What the task requires: Transcribe every line of the entries below, unchanged.

Data entries

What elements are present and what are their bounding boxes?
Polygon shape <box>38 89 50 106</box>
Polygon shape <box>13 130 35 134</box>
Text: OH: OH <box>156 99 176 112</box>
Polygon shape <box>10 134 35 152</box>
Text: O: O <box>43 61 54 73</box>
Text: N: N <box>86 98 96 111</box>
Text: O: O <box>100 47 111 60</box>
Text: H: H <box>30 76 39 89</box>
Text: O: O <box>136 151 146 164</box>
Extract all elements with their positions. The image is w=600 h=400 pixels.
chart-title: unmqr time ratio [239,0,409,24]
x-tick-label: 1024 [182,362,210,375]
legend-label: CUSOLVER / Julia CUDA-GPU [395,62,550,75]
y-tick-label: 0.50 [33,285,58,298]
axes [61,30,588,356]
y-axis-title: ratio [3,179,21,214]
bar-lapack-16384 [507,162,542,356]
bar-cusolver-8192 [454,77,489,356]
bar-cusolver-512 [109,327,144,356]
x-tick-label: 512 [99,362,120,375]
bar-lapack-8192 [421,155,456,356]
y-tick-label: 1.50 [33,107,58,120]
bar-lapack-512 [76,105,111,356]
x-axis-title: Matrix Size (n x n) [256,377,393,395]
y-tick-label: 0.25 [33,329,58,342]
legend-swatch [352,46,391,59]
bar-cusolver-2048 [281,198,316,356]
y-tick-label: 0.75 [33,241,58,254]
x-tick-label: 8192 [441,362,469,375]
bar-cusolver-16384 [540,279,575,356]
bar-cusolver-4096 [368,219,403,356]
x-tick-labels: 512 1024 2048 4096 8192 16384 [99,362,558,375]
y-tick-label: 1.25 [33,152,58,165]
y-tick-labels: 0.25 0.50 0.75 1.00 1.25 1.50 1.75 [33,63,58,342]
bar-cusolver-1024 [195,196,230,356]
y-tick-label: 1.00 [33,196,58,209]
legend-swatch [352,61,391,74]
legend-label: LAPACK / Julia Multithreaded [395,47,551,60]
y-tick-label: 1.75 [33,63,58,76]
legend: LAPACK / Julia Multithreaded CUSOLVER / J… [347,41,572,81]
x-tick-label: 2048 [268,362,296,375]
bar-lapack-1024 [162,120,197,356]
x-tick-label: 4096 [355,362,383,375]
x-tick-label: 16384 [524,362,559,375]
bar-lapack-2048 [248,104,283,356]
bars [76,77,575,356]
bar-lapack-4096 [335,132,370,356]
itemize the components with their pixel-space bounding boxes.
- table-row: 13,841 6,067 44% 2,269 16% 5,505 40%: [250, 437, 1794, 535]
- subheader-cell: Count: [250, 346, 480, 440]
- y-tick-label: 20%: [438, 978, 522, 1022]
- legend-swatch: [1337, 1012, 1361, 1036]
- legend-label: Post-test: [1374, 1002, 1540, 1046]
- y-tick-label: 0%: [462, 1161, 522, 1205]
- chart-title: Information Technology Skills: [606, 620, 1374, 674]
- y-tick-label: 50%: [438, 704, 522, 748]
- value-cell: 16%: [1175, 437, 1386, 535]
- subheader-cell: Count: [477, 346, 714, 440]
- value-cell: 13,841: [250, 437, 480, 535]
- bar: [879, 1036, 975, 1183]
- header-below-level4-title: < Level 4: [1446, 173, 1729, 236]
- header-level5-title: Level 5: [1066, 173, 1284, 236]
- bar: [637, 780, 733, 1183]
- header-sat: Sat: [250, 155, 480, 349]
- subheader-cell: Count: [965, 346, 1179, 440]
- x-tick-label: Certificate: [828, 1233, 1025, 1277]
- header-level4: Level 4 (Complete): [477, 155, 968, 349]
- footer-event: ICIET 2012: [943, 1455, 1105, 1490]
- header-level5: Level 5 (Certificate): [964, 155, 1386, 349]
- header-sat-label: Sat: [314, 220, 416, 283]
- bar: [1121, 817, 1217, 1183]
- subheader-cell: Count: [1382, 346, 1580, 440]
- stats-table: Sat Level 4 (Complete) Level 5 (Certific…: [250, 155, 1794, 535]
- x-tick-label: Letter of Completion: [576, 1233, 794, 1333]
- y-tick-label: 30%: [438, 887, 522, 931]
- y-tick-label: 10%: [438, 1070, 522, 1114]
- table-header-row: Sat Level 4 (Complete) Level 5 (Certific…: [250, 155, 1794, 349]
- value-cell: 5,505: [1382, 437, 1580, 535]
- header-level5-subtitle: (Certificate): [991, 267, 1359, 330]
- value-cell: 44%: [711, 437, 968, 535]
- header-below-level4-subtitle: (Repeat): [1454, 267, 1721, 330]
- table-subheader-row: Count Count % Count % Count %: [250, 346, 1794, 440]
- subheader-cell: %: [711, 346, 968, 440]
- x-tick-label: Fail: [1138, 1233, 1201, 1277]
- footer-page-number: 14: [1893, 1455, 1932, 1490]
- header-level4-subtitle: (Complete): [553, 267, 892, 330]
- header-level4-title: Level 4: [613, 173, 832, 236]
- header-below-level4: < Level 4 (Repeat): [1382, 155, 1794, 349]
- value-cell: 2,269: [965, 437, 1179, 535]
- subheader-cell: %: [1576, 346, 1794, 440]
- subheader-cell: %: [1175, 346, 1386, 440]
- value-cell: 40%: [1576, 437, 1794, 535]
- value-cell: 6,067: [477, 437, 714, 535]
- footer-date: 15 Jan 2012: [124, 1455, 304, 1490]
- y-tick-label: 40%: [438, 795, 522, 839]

Result of the task:
What elements are present and what are their bounding boxes?
Polygon shape <box>38 89 50 106</box>
Polygon shape <box>13 130 35 134</box>
Text: OH: OH <box>156 99 176 112</box>
Polygon shape <box>10 134 35 152</box>
Text: O: O <box>43 61 54 73</box>
Text: N: N <box>86 98 96 111</box>
Text: O: O <box>100 47 111 60</box>
Text: H: H <box>30 76 39 89</box>
Text: O: O <box>136 151 146 164</box>
Extract all elements with their positions. The image is w=600 h=400 pixels.
chart-title: unmqr time ratio [239,0,409,24]
x-tick-label: 1024 [182,362,210,375]
legend-label: CUSOLVER / Julia CUDA-GPU [395,62,550,75]
y-tick-label: 0.50 [33,285,58,298]
axes [61,30,588,356]
y-axis-title: ratio [3,179,21,214]
bar-lapack-16384 [507,162,542,356]
bar-cusolver-8192 [454,77,489,356]
bar-cusolver-512 [109,327,144,356]
x-tick-label: 512 [99,362,120,375]
bar-lapack-8192 [421,155,456,356]
y-tick-label: 1.50 [33,107,58,120]
bar-lapack-512 [76,105,111,356]
x-axis-title: Matrix Size (n x n) [256,377,393,395]
y-tick-label: 0.25 [33,329,58,342]
legend-swatch [352,46,391,59]
bar-cusolver-2048 [281,198,316,356]
y-tick-label: 0.75 [33,241,58,254]
x-tick-label: 8192 [441,362,469,375]
bar-cusolver-16384 [540,279,575,356]
bar-cusolver-4096 [368,219,403,356]
x-tick-labels: 512 1024 2048 4096 8192 16384 [99,362,558,375]
y-tick-label: 1.25 [33,152,58,165]
y-tick-labels: 0.25 0.50 0.75 1.00 1.25 1.50 1.75 [33,63,58,342]
bar-cusolver-1024 [195,196,230,356]
y-tick-label: 1.00 [33,196,58,209]
legend-swatch [352,61,391,74]
legend-label: LAPACK / Julia Multithreaded [395,47,551,60]
y-tick-label: 1.75 [33,63,58,76]
legend: LAPACK / Julia Multithreaded CUSOLVER / J… [347,41,572,81]
x-tick-label: 2048 [268,362,296,375]
bar-lapack-1024 [162,120,197,356]
x-tick-label: 4096 [355,362,383,375]
x-tick-label: 16384 [524,362,559,375]
bar-lapack-2048 [248,104,283,356]
bars [76,77,575,356]
bar-lapack-4096 [335,132,370,356]
itemize the components with their pixel-space bounding boxes.
- table-row: 13,841 6,067 44% 2,269 16% 5,505 40%: [250, 437, 1794, 535]
- subheader-cell: Count: [250, 346, 480, 440]
- y-tick-label: 20%: [438, 978, 522, 1022]
- legend-swatch: [1337, 1012, 1361, 1036]
- legend-label: Post-test: [1374, 1002, 1540, 1046]
- y-tick-label: 0%: [462, 1161, 522, 1205]
- chart-title: Information Technology Skills: [606, 620, 1374, 674]
- y-tick-label: 50%: [438, 704, 522, 748]
- value-cell: 16%: [1175, 437, 1386, 535]
- subheader-cell: Count: [477, 346, 714, 440]
- value-cell: 13,841: [250, 437, 480, 535]
- bar: [879, 1036, 975, 1183]
- header-below-level4-title: < Level 4: [1446, 173, 1729, 236]
- header-level5-title: Level 5: [1066, 173, 1284, 236]
- bar: [637, 780, 733, 1183]
- header-sat: Sat: [250, 155, 480, 349]
- subheader-cell: Count: [965, 346, 1179, 440]
- x-tick-label: Certificate: [828, 1233, 1025, 1277]
- header-level4: Level 4 (Complete): [477, 155, 968, 349]
- footer-event: ICIET 2012: [943, 1455, 1105, 1490]
- header-level5: Level 5 (Certificate): [964, 155, 1386, 349]
- header-sat-label: Sat: [314, 220, 416, 283]
- bar: [1121, 817, 1217, 1183]
- subheader-cell: Count: [1382, 346, 1580, 440]
- stats-table: Sat Level 4 (Complete) Level 5 (Certific…: [250, 155, 1794, 535]
- x-tick-label: Letter of Completion: [576, 1233, 794, 1333]
- y-tick-label: 30%: [438, 887, 522, 931]
- y-tick-label: 10%: [438, 1070, 522, 1114]
- table-header-row: Sat Level 4 (Complete) Level 5 (Certific…: [250, 155, 1794, 349]
- value-cell: 5,505: [1382, 437, 1580, 535]
- header-level5-subtitle: (Certificate): [991, 267, 1359, 330]
- value-cell: 44%: [711, 437, 968, 535]
- header-below-level4-subtitle: (Repeat): [1454, 267, 1721, 330]
- table-subheader-row: Count Count % Count % Count %: [250, 346, 1794, 440]
- subheader-cell: %: [711, 346, 968, 440]
- x-tick-label: Fail: [1138, 1233, 1201, 1277]
- footer-page-number: 14: [1893, 1455, 1932, 1490]
- header-level4-subtitle: (Complete): [553, 267, 892, 330]
- header-level4-title: Level 4: [613, 173, 832, 236]
- header-below-level4: < Level 4 (Repeat): [1382, 155, 1794, 349]
- value-cell: 2,269: [965, 437, 1179, 535]
- subheader-cell: %: [1576, 346, 1794, 440]
- subheader-cell: %: [1175, 346, 1386, 440]
- value-cell: 40%: [1576, 437, 1794, 535]
- value-cell: 6,067: [477, 437, 714, 535]
- footer-date: 15 Jan 2012: [124, 1455, 304, 1490]
- y-tick-label: 40%: [438, 795, 522, 839]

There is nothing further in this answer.